__Extracted data entries__.

## START

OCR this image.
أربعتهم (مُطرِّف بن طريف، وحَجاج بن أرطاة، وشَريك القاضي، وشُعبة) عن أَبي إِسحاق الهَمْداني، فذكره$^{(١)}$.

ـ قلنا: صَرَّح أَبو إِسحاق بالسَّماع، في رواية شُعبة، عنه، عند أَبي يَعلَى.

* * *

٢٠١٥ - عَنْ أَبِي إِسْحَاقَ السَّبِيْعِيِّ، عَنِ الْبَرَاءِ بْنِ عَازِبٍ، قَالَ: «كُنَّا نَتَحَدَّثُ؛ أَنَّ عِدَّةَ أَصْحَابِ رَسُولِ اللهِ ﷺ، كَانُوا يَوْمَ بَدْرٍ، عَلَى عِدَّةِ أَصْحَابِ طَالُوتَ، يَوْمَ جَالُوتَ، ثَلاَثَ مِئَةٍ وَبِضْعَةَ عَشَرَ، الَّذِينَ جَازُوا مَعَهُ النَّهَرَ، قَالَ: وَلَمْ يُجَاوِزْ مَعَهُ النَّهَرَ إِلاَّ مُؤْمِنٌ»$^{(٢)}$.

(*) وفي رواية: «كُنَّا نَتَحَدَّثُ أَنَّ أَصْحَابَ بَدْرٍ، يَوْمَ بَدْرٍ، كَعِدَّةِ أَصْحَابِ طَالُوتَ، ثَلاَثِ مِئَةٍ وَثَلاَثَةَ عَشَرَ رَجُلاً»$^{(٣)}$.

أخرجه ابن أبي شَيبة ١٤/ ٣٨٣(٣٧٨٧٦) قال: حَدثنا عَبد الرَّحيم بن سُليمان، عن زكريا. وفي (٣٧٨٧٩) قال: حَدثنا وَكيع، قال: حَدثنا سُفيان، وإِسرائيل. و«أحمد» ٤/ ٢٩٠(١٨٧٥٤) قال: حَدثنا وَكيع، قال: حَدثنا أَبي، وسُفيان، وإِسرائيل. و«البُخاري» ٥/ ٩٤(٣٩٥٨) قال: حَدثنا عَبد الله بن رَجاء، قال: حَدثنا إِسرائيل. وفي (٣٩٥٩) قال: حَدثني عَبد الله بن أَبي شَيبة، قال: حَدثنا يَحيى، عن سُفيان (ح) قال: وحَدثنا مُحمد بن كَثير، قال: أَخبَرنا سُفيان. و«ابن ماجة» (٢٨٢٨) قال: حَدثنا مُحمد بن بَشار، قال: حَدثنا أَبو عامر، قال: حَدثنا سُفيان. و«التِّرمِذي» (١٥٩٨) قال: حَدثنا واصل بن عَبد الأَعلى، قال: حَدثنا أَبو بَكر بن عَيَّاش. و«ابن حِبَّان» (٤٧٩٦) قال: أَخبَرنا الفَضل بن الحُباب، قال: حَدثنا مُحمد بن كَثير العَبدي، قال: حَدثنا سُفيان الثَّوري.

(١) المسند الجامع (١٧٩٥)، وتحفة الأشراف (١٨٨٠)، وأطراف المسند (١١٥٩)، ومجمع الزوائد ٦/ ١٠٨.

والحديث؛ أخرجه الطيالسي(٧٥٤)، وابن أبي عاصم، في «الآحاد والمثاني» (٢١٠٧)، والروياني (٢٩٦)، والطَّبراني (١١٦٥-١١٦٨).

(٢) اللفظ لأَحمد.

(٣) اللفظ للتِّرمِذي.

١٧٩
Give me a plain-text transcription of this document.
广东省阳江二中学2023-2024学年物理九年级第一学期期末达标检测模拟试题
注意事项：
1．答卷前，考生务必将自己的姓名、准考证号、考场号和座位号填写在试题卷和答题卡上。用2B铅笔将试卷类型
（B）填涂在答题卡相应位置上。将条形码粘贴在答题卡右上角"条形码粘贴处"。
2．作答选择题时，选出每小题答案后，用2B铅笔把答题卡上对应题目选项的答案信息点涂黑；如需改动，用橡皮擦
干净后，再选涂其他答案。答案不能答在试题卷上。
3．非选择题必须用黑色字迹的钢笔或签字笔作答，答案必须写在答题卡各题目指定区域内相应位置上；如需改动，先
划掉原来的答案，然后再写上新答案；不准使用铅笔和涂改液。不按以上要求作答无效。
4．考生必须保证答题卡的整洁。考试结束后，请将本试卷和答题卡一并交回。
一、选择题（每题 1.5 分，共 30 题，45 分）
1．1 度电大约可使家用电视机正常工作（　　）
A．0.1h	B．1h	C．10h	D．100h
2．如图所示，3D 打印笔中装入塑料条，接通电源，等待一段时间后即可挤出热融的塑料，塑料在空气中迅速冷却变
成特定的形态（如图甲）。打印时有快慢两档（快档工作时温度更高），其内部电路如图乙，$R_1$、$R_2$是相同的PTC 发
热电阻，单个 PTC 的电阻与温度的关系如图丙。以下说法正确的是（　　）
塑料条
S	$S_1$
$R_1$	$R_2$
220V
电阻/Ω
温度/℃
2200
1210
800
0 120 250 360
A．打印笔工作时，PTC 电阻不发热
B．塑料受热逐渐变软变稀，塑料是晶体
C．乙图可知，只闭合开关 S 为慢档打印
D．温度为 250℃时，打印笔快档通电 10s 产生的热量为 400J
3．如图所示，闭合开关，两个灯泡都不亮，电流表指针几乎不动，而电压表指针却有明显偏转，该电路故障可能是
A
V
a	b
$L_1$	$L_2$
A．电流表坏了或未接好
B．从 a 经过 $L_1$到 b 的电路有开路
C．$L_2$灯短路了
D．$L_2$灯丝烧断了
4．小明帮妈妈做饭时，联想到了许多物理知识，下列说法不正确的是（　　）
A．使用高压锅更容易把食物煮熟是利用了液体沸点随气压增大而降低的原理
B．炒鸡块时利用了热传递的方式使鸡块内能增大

## END

__OBJECTIVE__.
All lines from the one that contains "Give me a plain-text" through the end of the material are to be quoted exactly, with both ends included.

__RESULT FOR THIS EXERCISE__.
Give me a plain-text transcription of this document.
广东省阳江二中学2023-2024学年物理九年级第一学期期末达标检测模拟试题
注意事项：
1．答卷前，考生务必将自己的姓名、准考证号、考场号和座位号填写在试题卷和答题卡上。用2B铅笔将试卷类型
（B）填涂在答题卡相应位置上。将条形码粘贴在答题卡右上角"条形码粘贴处"。
2．作答选择题时，选出每小题答案后，用2B铅笔把答题卡上对应题目选项的答案信息点涂黑；如需改动，用橡皮擦
干净后，再选涂其他答案。答案不能答在试题卷上。
3．非选择题必须用黑色字迹的钢笔或签字笔作答，答案必须写在答题卡各题目指定区域内相应位置上；如需改动，先
划掉原来的答案，然后再写上新答案；不准使用铅笔和涂改液。不按以上要求作答无效。
4．考生必须保证答题卡的整洁。考试结束后，请将本试卷和答题卡一并交回。
一、选择题（每题 1.5 分，共 30 题，45 分）
1．1 度电大约可使家用电视机正常工作（　　）
A．0.1h	B．1h	C．10h	D．100h
2．如图所示，3D 打印笔中装入塑料条，接通电源，等待一段时间后即可挤出热融的塑料，塑料在空气中迅速冷却变
成特定的形态（如图甲）。打印时有快慢两档（快档工作时温度更高），其内部电路如图乙，$R_1$、$R_2$是相同的PTC 发
热电阻，单个 PTC 的电阻与温度的关系如图丙。以下说法正确的是（　　）
塑料条
S	$S_1$
$R_1$	$R_2$
220V
电阻/Ω
温度/℃
2200
1210
800
0 120 250 360
A．打印笔工作时，PTC 电阻不发热
B．塑料受热逐渐变软变稀，塑料是晶体
C．乙图可知，只闭合开关 S 为慢档打印
D．温度为 250℃时，打印笔快档通电 10s 产生的热量为 400J
3．如图所示，闭合开关，两个灯泡都不亮，电流表指针几乎不动，而电压表指针却有明显偏转，该电路故障可能是
A
V
a	b
$L_1$	$L_2$
A．电流表坏了或未接好
B．从 a 经过 $L_1$到 b 的电路有开路
C．$L_2$灯短路了
D．$L_2$灯丝烧断了
4．小明帮妈妈做饭时，联想到了许多物理知识，下列说法不正确的是（　　）
A．使用高压锅更容易把食物煮熟是利用了液体沸点随气压增大而降低的原理
B．炒鸡块时利用了热传递的方式使鸡块内能增大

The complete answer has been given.